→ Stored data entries
▬▬▬▬▬▬▬▬▬▬

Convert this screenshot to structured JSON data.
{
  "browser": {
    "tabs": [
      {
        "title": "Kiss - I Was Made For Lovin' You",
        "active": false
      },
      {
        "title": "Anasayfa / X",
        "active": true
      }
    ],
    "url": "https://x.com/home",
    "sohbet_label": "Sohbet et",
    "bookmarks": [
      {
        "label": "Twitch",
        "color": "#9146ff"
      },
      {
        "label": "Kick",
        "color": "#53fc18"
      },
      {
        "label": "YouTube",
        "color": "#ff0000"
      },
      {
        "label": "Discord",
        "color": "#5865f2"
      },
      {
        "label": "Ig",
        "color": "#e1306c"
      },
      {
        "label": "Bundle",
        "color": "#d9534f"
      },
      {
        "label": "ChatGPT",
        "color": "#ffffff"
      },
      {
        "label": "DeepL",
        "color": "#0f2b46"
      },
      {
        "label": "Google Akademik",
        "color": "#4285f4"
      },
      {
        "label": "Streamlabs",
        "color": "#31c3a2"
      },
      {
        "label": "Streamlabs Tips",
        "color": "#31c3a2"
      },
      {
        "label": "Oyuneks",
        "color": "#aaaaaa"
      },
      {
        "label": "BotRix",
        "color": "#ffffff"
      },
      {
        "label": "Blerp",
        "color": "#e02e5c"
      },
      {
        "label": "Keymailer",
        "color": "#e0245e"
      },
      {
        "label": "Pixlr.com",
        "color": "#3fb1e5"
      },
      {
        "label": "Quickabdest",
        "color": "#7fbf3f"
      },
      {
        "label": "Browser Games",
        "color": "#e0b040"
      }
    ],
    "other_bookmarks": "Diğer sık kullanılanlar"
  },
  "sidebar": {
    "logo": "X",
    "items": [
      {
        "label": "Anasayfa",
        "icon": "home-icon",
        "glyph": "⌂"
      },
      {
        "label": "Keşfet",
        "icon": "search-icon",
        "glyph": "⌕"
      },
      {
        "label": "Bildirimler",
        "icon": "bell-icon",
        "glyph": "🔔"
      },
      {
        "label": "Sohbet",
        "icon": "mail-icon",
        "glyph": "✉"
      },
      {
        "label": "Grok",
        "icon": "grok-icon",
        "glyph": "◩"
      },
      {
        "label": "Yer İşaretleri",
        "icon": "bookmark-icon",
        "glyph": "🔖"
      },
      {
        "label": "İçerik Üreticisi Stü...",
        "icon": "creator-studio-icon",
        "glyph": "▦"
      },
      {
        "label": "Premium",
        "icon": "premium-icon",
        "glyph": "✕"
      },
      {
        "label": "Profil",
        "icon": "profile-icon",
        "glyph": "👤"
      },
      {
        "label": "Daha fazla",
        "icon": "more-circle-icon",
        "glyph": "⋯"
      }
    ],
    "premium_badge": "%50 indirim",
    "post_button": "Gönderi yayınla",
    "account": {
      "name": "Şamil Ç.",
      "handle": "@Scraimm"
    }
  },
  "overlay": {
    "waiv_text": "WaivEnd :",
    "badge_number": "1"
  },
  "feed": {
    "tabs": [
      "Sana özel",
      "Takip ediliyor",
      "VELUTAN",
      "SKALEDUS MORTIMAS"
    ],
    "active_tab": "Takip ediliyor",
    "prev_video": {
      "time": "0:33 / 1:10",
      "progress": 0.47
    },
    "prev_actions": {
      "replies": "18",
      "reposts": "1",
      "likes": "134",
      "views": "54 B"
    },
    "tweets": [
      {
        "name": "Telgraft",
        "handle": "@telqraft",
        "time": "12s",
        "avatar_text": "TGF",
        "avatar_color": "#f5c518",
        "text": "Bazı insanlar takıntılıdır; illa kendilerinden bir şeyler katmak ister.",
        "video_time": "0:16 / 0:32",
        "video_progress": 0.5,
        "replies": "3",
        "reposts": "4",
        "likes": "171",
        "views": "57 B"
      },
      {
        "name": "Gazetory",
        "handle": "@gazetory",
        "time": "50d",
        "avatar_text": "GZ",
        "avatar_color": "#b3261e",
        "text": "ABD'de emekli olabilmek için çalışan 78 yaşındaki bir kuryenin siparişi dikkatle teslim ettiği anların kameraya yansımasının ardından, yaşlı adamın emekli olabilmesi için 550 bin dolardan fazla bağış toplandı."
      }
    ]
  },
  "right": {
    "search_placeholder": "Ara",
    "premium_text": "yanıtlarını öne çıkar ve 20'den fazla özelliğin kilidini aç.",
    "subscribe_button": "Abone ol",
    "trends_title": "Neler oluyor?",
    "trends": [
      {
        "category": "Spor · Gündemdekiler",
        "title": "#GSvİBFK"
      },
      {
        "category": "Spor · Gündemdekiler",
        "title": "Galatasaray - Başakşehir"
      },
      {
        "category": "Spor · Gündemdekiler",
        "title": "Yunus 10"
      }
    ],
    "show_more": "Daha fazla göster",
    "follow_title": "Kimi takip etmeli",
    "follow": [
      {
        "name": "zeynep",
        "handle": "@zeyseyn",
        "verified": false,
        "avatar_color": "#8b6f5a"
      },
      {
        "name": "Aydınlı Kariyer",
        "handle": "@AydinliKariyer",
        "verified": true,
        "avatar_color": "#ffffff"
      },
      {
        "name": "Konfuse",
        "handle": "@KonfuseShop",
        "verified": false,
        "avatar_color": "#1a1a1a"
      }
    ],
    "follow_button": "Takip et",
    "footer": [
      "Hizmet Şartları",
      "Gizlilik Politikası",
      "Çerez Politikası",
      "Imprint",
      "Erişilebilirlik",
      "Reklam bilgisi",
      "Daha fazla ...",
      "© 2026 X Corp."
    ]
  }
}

▬▬▬▬▬▬▬▬▬▬

Which lines hold the word "Sohbet"? Show each one.

    "sohbet_label": "Sohbet et",
        "label": "Sohbet",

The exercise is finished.